_WHAT IS BEING ASKED_
Which lines below hold the word "title"? Copy all of them.

_RECORDS PROVIDED_
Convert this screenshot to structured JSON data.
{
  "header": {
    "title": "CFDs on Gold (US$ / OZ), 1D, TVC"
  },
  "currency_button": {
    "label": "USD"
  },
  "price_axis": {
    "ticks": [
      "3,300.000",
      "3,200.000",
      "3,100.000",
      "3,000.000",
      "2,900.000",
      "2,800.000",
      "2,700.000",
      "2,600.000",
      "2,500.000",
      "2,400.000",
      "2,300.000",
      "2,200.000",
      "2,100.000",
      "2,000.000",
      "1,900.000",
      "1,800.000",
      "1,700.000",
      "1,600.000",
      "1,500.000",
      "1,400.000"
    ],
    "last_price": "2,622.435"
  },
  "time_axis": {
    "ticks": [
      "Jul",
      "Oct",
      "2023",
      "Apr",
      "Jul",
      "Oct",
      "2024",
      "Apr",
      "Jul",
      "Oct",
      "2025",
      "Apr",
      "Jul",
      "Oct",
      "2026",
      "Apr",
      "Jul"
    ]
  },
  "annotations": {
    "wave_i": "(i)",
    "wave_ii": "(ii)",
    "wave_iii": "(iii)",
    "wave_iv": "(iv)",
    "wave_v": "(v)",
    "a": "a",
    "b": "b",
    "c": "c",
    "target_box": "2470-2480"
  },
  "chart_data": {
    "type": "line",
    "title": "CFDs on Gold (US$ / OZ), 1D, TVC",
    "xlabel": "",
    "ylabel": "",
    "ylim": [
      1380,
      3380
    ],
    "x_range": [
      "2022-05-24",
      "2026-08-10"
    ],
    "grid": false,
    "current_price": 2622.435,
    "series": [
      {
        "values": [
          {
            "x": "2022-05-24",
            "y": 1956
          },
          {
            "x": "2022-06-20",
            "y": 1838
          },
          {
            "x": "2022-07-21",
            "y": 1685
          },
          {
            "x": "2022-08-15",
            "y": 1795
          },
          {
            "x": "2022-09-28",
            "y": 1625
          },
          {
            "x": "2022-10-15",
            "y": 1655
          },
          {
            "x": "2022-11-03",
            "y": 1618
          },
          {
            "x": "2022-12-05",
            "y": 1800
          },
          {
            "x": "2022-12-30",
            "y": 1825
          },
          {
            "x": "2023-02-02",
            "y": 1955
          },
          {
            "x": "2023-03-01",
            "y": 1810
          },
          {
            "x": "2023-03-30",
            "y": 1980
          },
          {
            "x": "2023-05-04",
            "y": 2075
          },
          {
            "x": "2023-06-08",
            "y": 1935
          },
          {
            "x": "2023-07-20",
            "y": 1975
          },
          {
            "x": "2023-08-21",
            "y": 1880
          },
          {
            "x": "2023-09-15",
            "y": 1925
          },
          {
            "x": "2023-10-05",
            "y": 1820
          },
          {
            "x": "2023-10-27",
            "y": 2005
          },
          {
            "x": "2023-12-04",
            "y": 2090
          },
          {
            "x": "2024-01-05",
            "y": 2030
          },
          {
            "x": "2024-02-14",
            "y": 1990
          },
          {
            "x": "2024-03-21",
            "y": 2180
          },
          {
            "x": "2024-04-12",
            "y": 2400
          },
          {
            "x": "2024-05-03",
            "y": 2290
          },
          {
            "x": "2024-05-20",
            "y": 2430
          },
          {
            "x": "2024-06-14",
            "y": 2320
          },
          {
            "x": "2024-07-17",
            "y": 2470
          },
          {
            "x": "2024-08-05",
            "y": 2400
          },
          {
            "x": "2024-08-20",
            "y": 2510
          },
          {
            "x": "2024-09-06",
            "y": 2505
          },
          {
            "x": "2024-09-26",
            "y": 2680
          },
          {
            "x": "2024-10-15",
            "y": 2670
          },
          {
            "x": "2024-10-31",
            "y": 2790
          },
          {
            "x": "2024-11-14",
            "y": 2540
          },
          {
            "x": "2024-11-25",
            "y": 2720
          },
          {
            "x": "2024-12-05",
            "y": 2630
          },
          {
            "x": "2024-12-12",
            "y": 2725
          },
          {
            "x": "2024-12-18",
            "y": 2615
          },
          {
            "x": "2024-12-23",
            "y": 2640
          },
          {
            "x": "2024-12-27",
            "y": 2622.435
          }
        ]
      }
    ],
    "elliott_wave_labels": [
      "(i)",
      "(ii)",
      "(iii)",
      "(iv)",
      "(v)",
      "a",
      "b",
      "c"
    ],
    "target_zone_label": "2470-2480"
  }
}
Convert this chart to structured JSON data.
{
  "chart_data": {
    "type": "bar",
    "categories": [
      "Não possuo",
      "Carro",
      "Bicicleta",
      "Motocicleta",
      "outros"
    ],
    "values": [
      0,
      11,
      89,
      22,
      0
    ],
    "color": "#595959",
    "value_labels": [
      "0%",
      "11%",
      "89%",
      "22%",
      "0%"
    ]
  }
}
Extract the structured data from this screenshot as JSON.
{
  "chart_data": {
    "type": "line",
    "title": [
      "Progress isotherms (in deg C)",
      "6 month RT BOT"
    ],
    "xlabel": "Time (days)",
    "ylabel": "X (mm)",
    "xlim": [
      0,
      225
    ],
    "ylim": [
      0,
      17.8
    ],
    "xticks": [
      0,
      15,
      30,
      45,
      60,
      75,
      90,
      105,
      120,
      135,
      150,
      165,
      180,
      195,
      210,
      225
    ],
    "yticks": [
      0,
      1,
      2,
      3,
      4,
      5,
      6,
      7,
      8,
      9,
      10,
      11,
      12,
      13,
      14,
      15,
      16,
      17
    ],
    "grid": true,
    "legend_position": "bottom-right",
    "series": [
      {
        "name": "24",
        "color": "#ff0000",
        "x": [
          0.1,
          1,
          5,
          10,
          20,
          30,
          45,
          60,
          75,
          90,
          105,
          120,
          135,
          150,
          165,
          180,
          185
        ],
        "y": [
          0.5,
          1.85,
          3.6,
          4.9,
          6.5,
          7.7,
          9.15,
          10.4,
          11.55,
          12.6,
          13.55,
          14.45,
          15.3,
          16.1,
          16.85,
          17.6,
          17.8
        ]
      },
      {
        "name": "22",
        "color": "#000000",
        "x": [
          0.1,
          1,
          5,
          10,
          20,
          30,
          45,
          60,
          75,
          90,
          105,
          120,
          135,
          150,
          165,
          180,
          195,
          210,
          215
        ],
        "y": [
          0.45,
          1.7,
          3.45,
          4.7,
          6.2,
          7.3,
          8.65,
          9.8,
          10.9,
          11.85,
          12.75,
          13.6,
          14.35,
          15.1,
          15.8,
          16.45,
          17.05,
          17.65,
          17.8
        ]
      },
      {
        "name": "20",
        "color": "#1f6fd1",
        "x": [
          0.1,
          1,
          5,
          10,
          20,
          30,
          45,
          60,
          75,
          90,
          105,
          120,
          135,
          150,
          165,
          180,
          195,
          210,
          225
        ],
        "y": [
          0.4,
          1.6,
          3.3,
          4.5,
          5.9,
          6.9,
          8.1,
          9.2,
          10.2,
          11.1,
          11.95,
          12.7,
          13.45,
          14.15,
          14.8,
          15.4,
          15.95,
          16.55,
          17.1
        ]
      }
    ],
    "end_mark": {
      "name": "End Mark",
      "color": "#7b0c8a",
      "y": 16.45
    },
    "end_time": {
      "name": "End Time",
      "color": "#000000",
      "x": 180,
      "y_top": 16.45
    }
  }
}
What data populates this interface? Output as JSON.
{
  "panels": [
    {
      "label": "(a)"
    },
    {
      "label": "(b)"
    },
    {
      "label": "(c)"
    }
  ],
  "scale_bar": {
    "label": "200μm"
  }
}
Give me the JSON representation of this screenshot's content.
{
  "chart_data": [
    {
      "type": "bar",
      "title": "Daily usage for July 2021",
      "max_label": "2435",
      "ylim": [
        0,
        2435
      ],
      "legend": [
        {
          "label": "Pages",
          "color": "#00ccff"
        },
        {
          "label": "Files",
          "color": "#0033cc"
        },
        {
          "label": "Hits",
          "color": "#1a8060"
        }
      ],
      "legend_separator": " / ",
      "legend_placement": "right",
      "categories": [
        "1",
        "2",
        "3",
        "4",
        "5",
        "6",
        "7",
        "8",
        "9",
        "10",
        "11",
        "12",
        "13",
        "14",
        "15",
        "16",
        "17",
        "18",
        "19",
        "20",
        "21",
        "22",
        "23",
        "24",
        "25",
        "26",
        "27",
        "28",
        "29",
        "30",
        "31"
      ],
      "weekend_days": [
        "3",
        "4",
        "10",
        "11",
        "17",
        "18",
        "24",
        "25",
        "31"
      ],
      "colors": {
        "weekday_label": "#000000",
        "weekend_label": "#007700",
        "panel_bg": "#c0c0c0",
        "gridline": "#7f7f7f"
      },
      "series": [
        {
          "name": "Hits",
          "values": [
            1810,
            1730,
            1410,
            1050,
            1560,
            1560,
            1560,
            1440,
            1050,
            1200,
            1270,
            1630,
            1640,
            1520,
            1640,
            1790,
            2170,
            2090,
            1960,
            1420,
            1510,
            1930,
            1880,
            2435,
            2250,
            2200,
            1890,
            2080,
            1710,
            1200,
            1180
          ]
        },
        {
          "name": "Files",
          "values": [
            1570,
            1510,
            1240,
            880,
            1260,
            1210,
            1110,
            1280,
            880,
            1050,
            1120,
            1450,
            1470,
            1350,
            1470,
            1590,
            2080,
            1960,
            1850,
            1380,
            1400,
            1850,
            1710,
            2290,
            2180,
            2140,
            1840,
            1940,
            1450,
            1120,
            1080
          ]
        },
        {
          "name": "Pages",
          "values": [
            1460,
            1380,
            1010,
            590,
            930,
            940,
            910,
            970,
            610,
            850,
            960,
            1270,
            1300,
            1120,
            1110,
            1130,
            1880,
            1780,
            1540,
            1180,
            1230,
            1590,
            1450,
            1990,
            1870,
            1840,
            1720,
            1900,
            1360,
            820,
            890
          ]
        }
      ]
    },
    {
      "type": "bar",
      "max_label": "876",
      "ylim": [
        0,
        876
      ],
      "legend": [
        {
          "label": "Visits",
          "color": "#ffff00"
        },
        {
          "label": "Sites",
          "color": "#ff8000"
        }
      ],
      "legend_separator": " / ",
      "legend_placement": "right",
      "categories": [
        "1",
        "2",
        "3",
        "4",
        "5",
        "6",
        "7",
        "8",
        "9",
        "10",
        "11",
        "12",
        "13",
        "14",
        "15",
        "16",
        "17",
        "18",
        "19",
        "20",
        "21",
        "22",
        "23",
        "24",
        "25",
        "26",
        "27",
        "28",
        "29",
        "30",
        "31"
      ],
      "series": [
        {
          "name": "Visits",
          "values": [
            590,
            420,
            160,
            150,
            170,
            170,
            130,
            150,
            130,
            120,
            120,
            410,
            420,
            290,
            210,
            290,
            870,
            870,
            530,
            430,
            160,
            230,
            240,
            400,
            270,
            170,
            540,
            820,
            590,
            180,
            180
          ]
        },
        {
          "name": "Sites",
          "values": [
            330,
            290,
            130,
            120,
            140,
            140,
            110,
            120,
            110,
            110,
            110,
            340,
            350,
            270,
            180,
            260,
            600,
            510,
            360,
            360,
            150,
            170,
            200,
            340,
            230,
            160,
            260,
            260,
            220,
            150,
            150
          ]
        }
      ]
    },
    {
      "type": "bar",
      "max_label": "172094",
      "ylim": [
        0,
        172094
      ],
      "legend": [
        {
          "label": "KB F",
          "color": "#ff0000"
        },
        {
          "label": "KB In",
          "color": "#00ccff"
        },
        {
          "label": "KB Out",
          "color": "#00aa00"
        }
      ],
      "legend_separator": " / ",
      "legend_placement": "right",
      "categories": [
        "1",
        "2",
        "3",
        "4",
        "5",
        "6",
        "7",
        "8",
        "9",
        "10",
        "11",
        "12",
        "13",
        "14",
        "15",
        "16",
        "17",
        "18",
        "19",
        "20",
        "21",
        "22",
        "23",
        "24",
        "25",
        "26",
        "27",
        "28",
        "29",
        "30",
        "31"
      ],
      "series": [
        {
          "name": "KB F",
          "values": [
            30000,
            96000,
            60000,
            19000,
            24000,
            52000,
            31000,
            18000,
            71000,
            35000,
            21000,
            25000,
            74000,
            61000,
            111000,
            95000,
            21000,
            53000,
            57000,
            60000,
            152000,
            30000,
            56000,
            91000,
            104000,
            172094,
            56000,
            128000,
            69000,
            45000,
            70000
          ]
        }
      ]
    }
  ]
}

_ANSWER TO THE TASK_
    "title": "CFDs on Gold (US$ / OZ), 1D, TVC"
    "title": "CFDs on Gold (US$ / OZ), 1D, TVC",
    "title": [
      "title": "Daily usage for July 2021",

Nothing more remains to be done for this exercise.